** Written problem **
Write down every entry below once more, exactly.

* Start Given information *

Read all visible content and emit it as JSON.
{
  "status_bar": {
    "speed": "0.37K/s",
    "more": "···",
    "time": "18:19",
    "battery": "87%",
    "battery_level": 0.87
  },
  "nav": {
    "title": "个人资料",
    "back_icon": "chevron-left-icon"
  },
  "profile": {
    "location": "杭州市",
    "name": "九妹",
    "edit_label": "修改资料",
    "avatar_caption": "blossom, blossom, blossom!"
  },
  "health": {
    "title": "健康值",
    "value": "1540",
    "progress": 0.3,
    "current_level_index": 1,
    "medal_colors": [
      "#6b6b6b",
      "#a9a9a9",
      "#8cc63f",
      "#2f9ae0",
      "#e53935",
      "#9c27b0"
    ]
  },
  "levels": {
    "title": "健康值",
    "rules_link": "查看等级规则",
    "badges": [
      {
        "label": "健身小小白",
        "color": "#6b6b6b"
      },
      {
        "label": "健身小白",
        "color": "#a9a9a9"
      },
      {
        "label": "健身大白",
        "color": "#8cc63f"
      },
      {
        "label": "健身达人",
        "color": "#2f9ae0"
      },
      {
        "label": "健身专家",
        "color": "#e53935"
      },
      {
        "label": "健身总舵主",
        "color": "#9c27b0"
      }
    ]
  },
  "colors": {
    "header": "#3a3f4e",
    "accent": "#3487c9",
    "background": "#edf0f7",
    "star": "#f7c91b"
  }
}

* End Given information *

** Final result **
Read all visible content and emit it as JSON.
{
  "status_bar": {
    "speed": "0.37K/s",
    "more": "···",
    "time": "18:19",
    "battery": "87%",
    "battery_level": 0.87
  },
  "nav": {
    "title": "个人资料",
    "back_icon": "chevron-left-icon"
  },
  "profile": {
    "location": "杭州市",
    "name": "九妹",
    "edit_label": "修改资料",
    "avatar_caption": "blossom, blossom, blossom!"
  },
  "health": {
    "title": "健康值",
    "value": "1540",
    "progress": 0.3,
    "current_level_index": 1,
    "medal_colors": [
      "#6b6b6b",
      "#a9a9a9",
      "#8cc63f",
      "#2f9ae0",
      "#e53935",
      "#9c27b0"
    ]
  },
  "levels": {
    "title": "健康值",
    "rules_link": "查看等级规则",
    "badges": [
      {
        "label": "健身小小白",
        "color": "#6b6b6b"
      },
      {
        "label": "健身小白",
        "color": "#a9a9a9"
      },
      {
        "label": "健身大白",
        "color": "#8cc63f"
      },
      {
        "label": "健身达人",
        "color": "#2f9ae0"
      },
      {
        "label": "健身专家",
        "color": "#e53935"
      },
      {
        "label": "健身总舵主",
        "color": "#9c27b0"
      }
    ]
  },
  "colors": {
    "header": "#3a3f4e",
    "accent": "#3487c9",
    "background": "#edf0f7",
    "star": "#f7c91b"
  }
}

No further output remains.